## Set exercise
Wherever the word "Jübarer" turns up in a line of the entries, copy that line.

### Available records ###

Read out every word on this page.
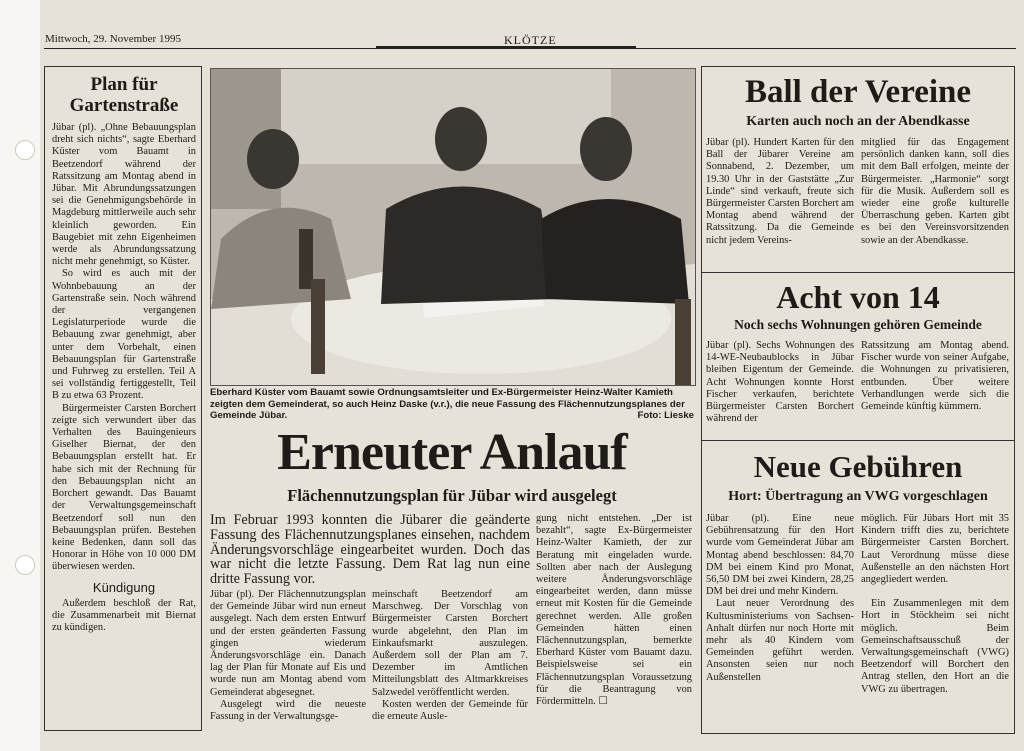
Mittwoch, 29. November 1995	KLÖTZE
Plan für Gartenstraße

Jübar (pl). „Ohne Bebauungsplan dreht sich nichts“, sagte Eberhard Küster vom Bauamt in Beetzendorf während der Ratssitzung am Montag abend in Jübar. Mit Abrundungssatzungen sei die Genehmigungsbehörde in Magdeburg mittlerweile auch sehr kleinlich geworden. Ein Baugebiet mit zehn Eigenheimen werde als Abrundungssatzung nicht mehr genehmigt, so Küster.

So wird es auch mit der Wohnbebauung an der Gartenstraße sein. Noch während der vergangenen Legislaturperiode wurde die Bebauung zwar genehmigt, aber unter dem Vorbehalt, einen Bebauungsplan für Gartenstraße und Fuhrweg zu erstellen. Teil A sei vollständig fertiggestellt, Teil B zu etwa 63 Prozent.

Bürgermeister Carsten Borchert zeigte sich verwundert über das Verhalten des Bauingenieurs Giselher Biernat, der den Bebauungsplan erstellt hat. Er habe sich mit der Rechnung für den Bebauungsplan nicht an Borchert gewandt. Das Bauamt der Verwaltungsgemeinschaft Beetzendorf soll nun den Bebauungsplan prüfen. Bestehen keine Bedenken, dann soll das Honorar in Höhe von 10 000 DM überwiesen werden.

Kündigung

Außerdem beschloß der Rat, die Zusammenarbeit mit Biernat zu kündigen.

Eberhard Küster vom Bauamt sowie Ordnungsamtsleiter und Ex-Bürgermeister Heinz-Walter Kamieth zeigten dem Gemeinderat, so auch Heinz Daske (v.r.), die neue Fassung des Flächennutzungsplanes der Gemeinde Jübar.	Foto: Lieske
Erneuter Anlauf
Flächennutzungsplan für Jübar wird ausgelegt
Im Februar 1993 konnten die Jübarer die geänderte Fassung des Flächennutzungsplanes einsehen, nachdem Änderungsvorschläge eingearbeitet wurden. Doch das war nicht die letzte Fassung. Dem Rat lag nun eine dritte Fassung vor.

Jübar (pl). Der Flächennutzungsplan der Gemeinde Jübar wird nun erneut ausgelegt. Nach dem ersten Entwurf und der ersten geänderten Fassung gingen wiederum Änderungsvorschläge ein. Danach lag der Plan für Monate auf Eis und wurde nun am Montag abend vom Gemeinderat abgesegnet.

Ausgelegt wird die neueste Fassung in der Verwaltungsge-

meinschaft Beetzendorf am Marschweg. Der Vorschlag von Bürgermeister Carsten Borchert wurde abgelehnt, den Plan im Einkaufsmarkt auszulegen. Außerdem soll der Plan am 7. Dezember im Amtlichen Mitteilungsblatt des Altmarkkreises Salzwedel veröffentlicht werden.

Kosten werden der Gemeinde für die erneute Ausle-

gung nicht entstehen. „Der ist bezahlt“, sagte Ex-Bürgermeister Heinz-Walter Kamieth, der zur Beratung mit eingeladen wurde. Sollten aber nach der Auslegung weitere Änderungsvorschläge eingearbeitet werden, dann müsse erneut mit Kosten für die Gemeinde gerechnet werden. Alle großen Gemeinden hätten einen Flächennutzungsplan, bemerkte Eberhard Küster vom Bauamt dazu. Beispielsweise sei ein Flächennutzungsplan Voraussetzung für die Beantragung von Fördermitteln. ☐

Ball der Vereine
Karten auch noch an der Abendkasse
Jübar (pl). Hundert Karten für den Ball der Jübarer Vereine am Sonnabend, 2. Dezember, um 19.30 Uhr in der Gaststätte „Zur Linde“ sind verkauft, freute sich Bürgermeister Carsten Borchert am Montag abend während der Ratssitzung. Da die Gemeinde nicht jedem Vereins-
mitglied für das Engagement persönlich danken kann, soll dies mit dem Ball erfolgen, meinte der Bürgermeister. „Harmonie“ sorgt für die Musik. Außerdem soll es wieder eine große kulturelle Überraschung geben. Karten gibt es bei den Vereinsvorsitzenden sowie an der Abendkasse.
Acht von 14
Noch sechs Wohnungen gehören Gemeinde
Jübar (pl). Sechs Wohnungen des 14-WE-Neubaublocks in Jübar bleiben Eigentum der Gemeinde. Acht Wohnungen konnte Horst Fischer verkaufen, berichtete Bürgermeister Carsten Borchert während der
Ratssitzung am Montag abend. Fischer wurde von seiner Aufgabe, die Wohnungen zu privatisieren, entbunden. Über weitere Verhandlungen werde sich die Gemeinde künftig kümmern.
Neue Gebühren
Hort: Übertragung an VWG vorgeschlagen

Jübar (pl). Eine neue Gebührensatzung für den Hort wurde vom Gemeinderat Jübar am Montag abend beschlossen: 84,70 DM bei einem Kind pro Monat, 56,50 DM bei zwei Kindern, 28,25 DM bei drei und mehr Kindern.

Laut neuer Verordnung des Kultusministeriums von Sachsen-Anhalt dürfen nur noch Horte mit mehr als 40 Kindern vom Gemeinden geführt werden. Ansonsten seien nur noch Außenstellen

möglich. Für Jübars Hort mit 35 Kindern trifft dies zu, berichtete Bürgermeister Carsten Borchert. Laut Verordnung müsse diese Außenstelle an den nächsten Hort angegliedert werden.

Ein Zusammenlegen mit dem Hort in Stöckheim sei nicht möglich. Beim Gemeinschaftsausschuß der Verwaltungsgemeinschaft (VWG) Beetzendorf will Borchert den Antrag stellen, den Hort an die VWG zu übertragen.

###

## Final result
Im Februar 1993 konnten die Jübarer die geänderte Fassung des Flächennutzungsplanes einsehen, nachdem Änderungsvorschläge eingearbeitet wurden. Doch das war nicht die letzte Fassung. Dem Rat lag nun eine dritte Fassung vor.
Jübar (pl). Hundert Karten für den Ball der Jübarer Vereine am Sonnabend, 2. Dezember, um 19.30 Uhr in der Gaststätte „Zur Linde“ sind verkauft, freute sich Bürgermeister Carsten Borchert am Montag abend während der Ratssitzung. Da die Gemeinde nicht jedem Vereins-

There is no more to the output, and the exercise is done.